> **CHALLENGE**
From the entries provided below, copy each line that contains the word "templates".

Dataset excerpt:
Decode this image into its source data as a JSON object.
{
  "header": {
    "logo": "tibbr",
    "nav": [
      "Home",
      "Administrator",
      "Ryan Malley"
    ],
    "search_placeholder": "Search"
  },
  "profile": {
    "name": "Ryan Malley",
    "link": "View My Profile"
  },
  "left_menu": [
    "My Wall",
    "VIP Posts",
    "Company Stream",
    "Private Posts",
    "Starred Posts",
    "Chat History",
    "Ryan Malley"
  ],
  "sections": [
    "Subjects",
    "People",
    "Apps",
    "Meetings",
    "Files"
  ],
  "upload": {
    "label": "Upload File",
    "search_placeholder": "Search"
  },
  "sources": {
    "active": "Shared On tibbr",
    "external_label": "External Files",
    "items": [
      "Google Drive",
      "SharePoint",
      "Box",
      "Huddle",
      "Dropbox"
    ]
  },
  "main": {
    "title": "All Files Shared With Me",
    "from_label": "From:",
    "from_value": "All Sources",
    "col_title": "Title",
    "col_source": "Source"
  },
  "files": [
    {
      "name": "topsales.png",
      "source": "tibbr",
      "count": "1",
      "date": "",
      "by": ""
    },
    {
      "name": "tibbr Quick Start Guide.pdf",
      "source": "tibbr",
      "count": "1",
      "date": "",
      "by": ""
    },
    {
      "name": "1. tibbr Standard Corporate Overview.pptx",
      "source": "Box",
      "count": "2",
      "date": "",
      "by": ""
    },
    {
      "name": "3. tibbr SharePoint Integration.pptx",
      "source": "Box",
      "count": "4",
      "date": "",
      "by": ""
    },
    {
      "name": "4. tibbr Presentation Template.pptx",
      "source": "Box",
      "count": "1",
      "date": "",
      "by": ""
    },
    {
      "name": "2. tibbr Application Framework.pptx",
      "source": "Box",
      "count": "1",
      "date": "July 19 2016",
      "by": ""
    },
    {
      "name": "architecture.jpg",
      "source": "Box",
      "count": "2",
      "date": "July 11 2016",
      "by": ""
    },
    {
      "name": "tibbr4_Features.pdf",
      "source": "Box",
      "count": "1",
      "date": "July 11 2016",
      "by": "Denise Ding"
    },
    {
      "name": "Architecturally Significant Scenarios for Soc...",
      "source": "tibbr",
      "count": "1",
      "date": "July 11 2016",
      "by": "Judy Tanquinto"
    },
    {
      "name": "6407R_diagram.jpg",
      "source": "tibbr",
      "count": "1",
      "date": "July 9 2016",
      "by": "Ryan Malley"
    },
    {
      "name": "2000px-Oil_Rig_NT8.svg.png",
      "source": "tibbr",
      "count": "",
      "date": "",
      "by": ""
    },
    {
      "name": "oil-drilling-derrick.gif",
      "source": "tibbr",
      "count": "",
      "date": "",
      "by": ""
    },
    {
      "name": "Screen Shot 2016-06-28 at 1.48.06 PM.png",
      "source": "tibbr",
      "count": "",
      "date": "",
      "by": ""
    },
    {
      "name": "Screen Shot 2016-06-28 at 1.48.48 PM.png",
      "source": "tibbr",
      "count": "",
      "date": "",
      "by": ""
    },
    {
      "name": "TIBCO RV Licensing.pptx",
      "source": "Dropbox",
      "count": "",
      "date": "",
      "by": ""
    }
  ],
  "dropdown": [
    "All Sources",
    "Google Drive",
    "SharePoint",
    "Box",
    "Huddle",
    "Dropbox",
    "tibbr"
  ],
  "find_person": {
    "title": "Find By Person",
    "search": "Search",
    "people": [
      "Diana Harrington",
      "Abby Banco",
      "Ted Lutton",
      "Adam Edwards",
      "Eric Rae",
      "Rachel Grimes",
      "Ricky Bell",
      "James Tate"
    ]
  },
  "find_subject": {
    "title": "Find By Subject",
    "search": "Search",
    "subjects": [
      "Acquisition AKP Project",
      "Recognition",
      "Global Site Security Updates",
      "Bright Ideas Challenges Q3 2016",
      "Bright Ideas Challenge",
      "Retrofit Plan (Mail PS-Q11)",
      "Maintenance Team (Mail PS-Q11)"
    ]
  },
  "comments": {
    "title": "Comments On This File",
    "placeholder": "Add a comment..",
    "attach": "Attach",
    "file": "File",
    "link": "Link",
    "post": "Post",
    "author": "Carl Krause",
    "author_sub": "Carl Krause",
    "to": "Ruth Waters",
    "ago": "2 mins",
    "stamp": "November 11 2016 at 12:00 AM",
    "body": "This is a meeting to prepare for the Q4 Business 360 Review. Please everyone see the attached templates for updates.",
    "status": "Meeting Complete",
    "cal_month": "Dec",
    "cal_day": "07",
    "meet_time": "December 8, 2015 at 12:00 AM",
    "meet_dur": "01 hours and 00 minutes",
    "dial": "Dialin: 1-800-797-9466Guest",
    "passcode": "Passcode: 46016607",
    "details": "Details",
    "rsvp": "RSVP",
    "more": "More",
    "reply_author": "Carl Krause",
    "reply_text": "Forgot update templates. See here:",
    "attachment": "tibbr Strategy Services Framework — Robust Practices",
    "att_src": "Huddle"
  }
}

> **ANSWER TO THIS TASK**
    "body": "This is a meeting to prepare for the Q4 Business 360 Review. Please everyone see the attached templates for updates.",
    "reply_text": "Forgot update templates. See here:",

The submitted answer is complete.